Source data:
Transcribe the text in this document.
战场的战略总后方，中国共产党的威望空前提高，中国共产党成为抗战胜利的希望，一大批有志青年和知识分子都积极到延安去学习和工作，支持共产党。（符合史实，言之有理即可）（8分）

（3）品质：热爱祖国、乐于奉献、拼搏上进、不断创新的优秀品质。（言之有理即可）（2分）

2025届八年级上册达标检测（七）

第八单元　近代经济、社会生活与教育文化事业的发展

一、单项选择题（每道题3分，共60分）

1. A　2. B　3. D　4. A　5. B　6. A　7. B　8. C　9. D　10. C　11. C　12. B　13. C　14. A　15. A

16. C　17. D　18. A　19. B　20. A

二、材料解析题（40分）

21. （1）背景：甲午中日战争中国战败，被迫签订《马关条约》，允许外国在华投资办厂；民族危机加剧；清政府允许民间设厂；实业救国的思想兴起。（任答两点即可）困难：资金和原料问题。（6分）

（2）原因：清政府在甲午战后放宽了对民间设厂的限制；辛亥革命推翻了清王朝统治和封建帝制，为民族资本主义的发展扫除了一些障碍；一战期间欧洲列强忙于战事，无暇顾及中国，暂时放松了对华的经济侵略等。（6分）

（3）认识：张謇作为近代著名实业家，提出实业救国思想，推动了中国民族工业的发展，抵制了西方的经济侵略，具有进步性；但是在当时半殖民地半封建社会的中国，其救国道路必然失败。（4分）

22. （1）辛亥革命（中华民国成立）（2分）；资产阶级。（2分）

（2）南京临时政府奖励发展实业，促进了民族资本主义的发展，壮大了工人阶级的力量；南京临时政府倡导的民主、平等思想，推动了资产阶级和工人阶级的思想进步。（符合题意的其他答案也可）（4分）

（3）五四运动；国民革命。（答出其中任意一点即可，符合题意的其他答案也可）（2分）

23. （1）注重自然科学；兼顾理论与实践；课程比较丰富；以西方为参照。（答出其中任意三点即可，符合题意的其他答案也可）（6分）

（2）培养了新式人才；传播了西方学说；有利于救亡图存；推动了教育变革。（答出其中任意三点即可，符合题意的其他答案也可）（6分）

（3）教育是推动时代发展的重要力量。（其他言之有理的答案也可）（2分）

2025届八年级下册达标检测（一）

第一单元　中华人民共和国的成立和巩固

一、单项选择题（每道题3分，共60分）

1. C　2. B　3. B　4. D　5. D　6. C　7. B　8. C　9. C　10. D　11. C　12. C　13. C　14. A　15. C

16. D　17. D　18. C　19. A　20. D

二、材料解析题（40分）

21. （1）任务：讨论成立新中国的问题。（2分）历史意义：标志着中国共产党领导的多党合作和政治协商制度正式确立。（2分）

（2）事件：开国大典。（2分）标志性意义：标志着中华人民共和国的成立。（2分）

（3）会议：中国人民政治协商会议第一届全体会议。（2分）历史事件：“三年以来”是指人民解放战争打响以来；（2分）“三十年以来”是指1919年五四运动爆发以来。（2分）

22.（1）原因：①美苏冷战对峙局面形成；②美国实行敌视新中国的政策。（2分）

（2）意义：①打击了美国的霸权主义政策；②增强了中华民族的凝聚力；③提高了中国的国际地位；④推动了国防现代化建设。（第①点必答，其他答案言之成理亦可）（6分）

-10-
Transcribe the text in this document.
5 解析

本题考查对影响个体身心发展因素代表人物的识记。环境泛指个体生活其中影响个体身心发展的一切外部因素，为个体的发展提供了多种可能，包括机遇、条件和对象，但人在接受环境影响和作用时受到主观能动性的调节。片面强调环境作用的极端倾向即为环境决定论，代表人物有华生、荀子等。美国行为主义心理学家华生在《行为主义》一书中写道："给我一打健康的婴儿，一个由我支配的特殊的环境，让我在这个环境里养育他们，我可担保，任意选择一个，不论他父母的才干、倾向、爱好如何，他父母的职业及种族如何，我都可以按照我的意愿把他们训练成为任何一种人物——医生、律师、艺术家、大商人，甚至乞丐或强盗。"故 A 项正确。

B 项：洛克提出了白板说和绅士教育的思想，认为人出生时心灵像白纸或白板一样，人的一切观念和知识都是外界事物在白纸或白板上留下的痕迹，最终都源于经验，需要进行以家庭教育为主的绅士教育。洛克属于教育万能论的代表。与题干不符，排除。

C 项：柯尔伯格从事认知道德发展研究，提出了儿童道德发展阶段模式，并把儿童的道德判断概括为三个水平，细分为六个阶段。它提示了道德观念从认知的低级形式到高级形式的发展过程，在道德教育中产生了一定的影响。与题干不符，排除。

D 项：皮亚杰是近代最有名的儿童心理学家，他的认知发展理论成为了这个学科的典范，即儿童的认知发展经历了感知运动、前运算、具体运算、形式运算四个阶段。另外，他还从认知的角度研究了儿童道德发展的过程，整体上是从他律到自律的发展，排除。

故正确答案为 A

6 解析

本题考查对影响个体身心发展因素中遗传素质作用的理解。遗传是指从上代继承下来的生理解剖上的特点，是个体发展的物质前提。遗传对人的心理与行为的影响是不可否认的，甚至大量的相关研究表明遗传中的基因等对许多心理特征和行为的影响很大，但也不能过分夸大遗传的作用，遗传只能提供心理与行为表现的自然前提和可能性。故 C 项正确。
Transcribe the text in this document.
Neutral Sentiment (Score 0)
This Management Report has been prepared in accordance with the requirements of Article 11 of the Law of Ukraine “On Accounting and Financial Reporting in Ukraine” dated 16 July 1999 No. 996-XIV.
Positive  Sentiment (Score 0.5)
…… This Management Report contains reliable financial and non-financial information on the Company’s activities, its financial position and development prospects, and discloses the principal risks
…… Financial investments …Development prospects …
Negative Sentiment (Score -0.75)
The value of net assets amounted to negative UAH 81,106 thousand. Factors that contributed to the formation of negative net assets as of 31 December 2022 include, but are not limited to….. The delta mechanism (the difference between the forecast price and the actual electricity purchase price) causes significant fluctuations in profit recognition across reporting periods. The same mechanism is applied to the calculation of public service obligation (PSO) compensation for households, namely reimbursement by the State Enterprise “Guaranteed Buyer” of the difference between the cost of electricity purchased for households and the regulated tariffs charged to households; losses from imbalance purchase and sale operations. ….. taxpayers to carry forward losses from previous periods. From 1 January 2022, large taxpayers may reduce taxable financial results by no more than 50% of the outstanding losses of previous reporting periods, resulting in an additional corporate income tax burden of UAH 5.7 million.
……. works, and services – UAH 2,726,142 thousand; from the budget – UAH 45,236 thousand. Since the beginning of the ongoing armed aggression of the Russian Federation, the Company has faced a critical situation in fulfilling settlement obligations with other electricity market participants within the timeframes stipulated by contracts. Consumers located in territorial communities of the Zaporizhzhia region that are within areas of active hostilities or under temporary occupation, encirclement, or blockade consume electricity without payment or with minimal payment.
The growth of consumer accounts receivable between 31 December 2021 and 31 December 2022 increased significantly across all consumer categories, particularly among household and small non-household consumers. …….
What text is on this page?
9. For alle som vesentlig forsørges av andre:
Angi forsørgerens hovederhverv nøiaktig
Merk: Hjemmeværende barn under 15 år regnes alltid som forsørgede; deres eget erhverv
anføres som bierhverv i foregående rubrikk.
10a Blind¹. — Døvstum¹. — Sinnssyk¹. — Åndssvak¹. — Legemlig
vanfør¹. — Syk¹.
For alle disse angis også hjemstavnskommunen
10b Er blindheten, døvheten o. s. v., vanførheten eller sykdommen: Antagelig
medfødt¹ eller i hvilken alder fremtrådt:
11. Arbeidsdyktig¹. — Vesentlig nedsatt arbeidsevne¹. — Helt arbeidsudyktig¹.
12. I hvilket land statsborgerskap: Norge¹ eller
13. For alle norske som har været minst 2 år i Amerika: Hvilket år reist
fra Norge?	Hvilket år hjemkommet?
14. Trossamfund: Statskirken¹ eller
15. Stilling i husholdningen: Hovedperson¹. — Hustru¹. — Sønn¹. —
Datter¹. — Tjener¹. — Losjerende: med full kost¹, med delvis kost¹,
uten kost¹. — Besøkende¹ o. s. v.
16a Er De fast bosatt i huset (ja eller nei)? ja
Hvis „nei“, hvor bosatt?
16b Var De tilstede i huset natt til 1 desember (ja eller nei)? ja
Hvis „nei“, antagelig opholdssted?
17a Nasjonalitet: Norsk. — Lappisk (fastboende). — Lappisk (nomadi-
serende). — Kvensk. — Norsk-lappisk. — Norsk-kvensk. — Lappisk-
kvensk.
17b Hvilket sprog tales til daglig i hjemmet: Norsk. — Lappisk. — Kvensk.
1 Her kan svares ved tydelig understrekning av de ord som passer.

Request: For each line in the data above that contains the string "Score", extract the line.

Full output:
Neutral Sentiment (Score 0)
Positive  Sentiment (Score 0.5)
Negative Sentiment (Score -0.75)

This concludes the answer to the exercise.